◆ Exercise ◆
Output word for word the lines from the one with "What's the underlying" to the final line of the data, both ends included, but skip the pictures.

◆ Records to use ◆
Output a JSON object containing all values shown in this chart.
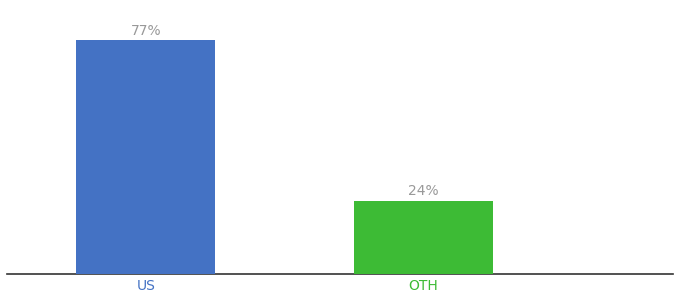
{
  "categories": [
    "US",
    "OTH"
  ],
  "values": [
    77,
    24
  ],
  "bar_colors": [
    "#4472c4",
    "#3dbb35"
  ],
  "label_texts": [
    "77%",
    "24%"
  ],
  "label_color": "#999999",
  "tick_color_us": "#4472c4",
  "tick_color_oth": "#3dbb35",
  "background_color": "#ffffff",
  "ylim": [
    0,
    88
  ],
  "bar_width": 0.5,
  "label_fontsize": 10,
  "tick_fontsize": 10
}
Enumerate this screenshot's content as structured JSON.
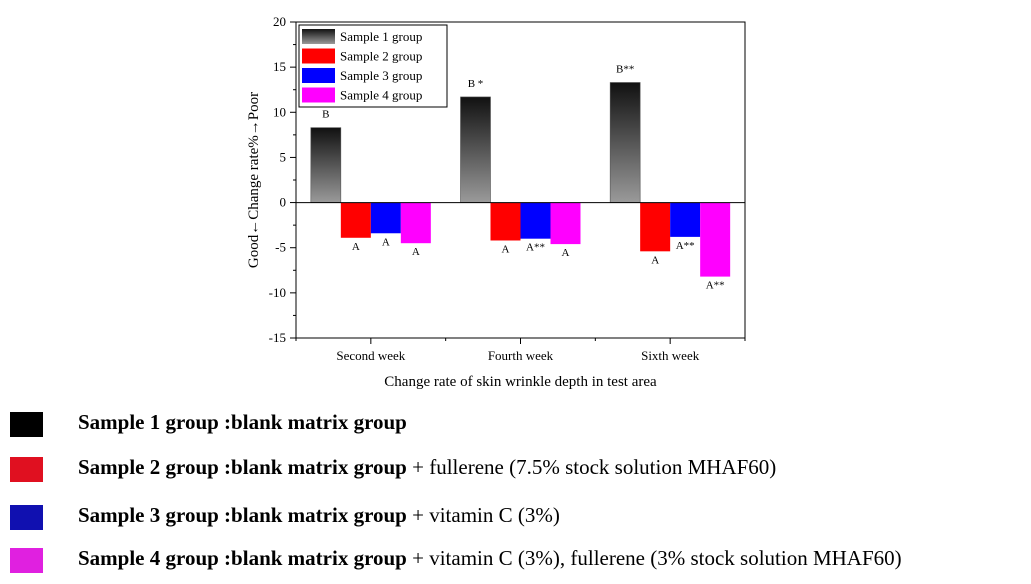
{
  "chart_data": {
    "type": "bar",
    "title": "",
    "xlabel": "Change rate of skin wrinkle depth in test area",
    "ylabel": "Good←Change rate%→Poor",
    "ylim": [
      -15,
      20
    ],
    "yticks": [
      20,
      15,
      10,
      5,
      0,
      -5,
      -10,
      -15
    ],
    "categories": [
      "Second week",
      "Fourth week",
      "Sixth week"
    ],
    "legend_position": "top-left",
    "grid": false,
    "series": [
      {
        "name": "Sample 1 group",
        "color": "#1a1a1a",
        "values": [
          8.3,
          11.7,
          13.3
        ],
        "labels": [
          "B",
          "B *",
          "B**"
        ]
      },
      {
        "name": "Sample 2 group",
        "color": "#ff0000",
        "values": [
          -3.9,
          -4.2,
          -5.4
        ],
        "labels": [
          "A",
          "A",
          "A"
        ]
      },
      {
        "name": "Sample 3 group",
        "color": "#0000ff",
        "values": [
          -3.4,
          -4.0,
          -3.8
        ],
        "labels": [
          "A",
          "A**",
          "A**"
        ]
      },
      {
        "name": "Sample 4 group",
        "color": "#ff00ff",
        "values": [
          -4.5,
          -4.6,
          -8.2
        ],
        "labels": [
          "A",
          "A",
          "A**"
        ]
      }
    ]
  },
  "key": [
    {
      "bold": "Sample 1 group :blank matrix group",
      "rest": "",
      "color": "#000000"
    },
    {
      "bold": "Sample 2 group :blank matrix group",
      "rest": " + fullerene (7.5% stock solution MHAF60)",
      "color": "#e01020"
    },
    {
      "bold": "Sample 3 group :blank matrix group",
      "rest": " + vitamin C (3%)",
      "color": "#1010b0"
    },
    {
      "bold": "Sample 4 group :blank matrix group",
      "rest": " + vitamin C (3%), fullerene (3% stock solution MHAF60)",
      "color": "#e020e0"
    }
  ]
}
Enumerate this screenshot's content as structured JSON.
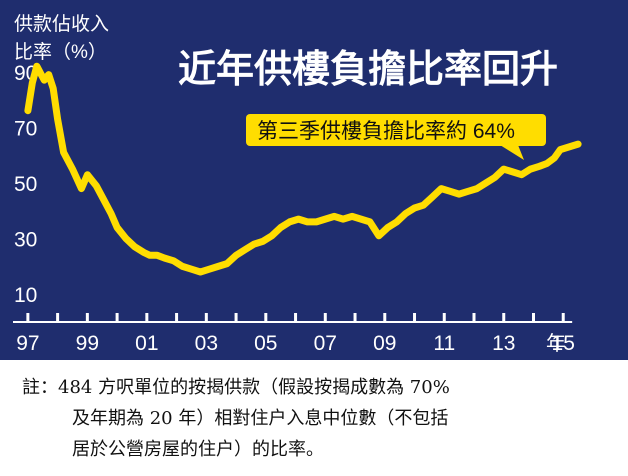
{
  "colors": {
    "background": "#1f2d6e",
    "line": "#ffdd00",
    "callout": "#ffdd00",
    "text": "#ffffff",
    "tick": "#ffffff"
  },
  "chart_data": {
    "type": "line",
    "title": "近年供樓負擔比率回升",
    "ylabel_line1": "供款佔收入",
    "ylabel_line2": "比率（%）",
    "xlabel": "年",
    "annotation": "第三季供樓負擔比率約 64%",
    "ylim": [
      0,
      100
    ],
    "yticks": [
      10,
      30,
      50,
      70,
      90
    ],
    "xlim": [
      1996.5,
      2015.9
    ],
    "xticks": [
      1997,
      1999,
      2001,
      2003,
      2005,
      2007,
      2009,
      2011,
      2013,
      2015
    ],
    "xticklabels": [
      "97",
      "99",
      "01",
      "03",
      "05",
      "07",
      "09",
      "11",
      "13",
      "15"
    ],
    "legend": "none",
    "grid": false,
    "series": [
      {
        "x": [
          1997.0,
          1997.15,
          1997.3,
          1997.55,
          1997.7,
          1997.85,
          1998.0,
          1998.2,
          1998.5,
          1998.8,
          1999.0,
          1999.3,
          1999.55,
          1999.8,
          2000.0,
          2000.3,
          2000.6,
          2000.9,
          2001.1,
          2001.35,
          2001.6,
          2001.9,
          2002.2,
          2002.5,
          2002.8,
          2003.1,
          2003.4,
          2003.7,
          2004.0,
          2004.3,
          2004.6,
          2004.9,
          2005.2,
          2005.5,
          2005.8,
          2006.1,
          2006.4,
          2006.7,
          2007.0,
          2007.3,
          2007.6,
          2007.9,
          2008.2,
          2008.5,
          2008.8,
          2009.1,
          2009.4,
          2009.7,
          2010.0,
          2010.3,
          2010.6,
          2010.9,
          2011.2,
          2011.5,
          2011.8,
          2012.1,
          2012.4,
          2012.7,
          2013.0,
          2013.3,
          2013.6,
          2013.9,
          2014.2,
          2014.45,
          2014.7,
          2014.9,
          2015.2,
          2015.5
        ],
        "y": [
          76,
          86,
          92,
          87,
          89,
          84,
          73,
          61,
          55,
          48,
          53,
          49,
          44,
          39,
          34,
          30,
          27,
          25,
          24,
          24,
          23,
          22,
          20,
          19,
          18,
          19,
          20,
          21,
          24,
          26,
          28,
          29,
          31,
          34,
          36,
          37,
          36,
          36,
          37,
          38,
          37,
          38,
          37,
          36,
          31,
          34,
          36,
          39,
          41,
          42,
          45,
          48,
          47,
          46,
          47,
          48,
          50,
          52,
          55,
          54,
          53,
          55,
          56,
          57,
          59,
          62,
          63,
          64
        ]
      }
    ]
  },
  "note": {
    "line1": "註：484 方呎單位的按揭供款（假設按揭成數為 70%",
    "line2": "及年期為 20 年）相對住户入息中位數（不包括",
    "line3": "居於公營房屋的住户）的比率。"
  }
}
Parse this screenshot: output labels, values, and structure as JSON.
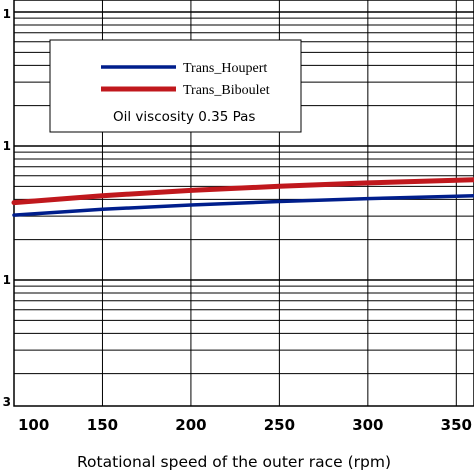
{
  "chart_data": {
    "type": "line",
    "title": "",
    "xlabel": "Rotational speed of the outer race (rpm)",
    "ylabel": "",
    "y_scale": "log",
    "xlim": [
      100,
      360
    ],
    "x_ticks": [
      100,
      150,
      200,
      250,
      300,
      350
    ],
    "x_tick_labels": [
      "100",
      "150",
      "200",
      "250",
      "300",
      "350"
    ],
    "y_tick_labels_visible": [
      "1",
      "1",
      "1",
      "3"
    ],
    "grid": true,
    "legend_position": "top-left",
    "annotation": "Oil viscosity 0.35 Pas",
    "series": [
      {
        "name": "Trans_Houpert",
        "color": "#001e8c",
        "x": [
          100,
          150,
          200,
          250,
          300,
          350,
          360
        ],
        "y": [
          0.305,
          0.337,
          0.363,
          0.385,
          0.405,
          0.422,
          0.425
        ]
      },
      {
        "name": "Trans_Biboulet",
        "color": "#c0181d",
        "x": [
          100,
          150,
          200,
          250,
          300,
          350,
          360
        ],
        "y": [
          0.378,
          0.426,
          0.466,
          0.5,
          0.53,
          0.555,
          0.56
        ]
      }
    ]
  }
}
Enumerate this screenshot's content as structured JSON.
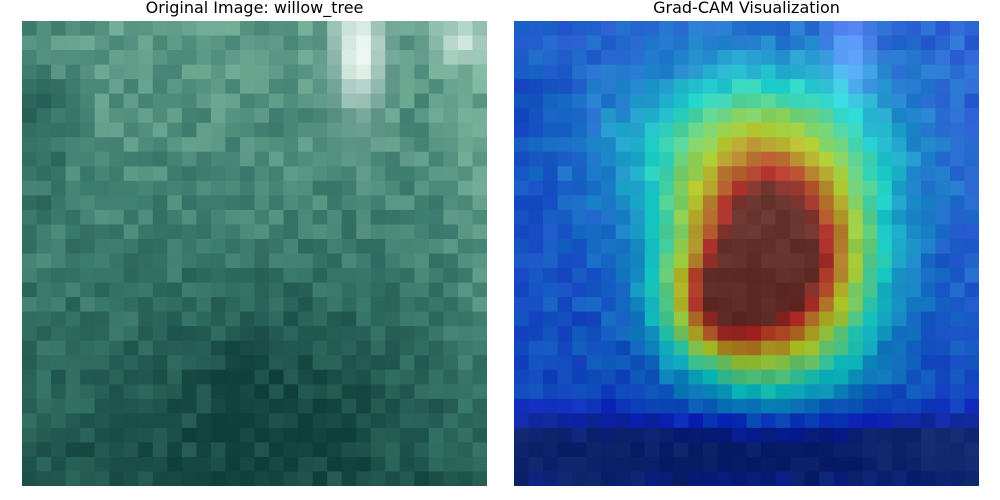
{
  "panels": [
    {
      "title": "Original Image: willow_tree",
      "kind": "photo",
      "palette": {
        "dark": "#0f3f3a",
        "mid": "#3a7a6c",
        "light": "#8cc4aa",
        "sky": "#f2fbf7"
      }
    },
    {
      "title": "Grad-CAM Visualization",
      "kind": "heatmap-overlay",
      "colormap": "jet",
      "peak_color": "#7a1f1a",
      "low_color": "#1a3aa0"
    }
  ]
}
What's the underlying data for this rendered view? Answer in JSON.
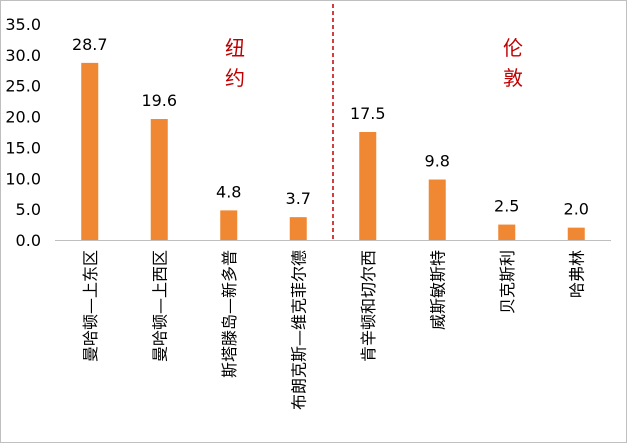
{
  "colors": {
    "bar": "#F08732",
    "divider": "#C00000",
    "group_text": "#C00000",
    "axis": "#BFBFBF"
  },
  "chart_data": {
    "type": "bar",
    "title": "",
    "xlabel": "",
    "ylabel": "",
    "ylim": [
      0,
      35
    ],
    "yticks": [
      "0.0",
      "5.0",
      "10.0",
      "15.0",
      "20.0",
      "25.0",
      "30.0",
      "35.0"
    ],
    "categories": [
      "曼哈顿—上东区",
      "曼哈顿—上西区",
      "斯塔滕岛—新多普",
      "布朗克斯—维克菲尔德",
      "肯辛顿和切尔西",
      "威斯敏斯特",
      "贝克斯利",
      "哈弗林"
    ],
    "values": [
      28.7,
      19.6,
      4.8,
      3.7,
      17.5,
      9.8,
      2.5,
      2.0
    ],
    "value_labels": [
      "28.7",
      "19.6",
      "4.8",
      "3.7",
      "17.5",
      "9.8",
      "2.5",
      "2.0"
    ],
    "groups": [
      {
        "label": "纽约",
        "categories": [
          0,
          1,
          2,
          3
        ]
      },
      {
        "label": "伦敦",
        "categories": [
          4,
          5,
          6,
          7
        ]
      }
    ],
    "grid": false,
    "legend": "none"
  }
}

◆ Solution ◆
What's the underlying data for this rendered view? Answer in JSON.
{
  "colors": {
    "bar": "#F08732",
    "divider": "#C00000",
    "group_text": "#C00000",
    "axis": "#BFBFBF"
  },
  "chart_data": {
    "type": "bar",
    "title": "",
    "xlabel": "",
    "ylabel": "",
    "ylim": [
      0,
      35
    ],
    "yticks": [
      "0.0",
      "5.0",
      "10.0",
      "15.0",
      "20.0",
      "25.0",
      "30.0",
      "35.0"
    ],
    "categories": [
      "曼哈顿—上东区",
      "曼哈顿—上西区",
      "斯塔滕岛—新多普",
      "布朗克斯—维克菲尔德",
      "肯辛顿和切尔西",
      "威斯敏斯特",
      "贝克斯利",
      "哈弗林"
    ],
    "values": [
      28.7,
      19.6,
      4.8,
      3.7,
      17.5,
      9.8,
      2.5,
      2.0
    ],
    "value_labels": [
      "28.7",
      "19.6",
      "4.8",
      "3.7",
      "17.5",
      "9.8",
      "2.5",
      "2.0"
    ],
    "groups": [
      {
        "label": "纽约",
        "categories": [
          0,
          1,
          2,
          3
        ]
      },
      {
        "label": "伦敦",
        "categories": [
          4,
          5,
          6,
          7
        ]
      }
    ],
    "grid": false,
    "legend": "none"
  }
}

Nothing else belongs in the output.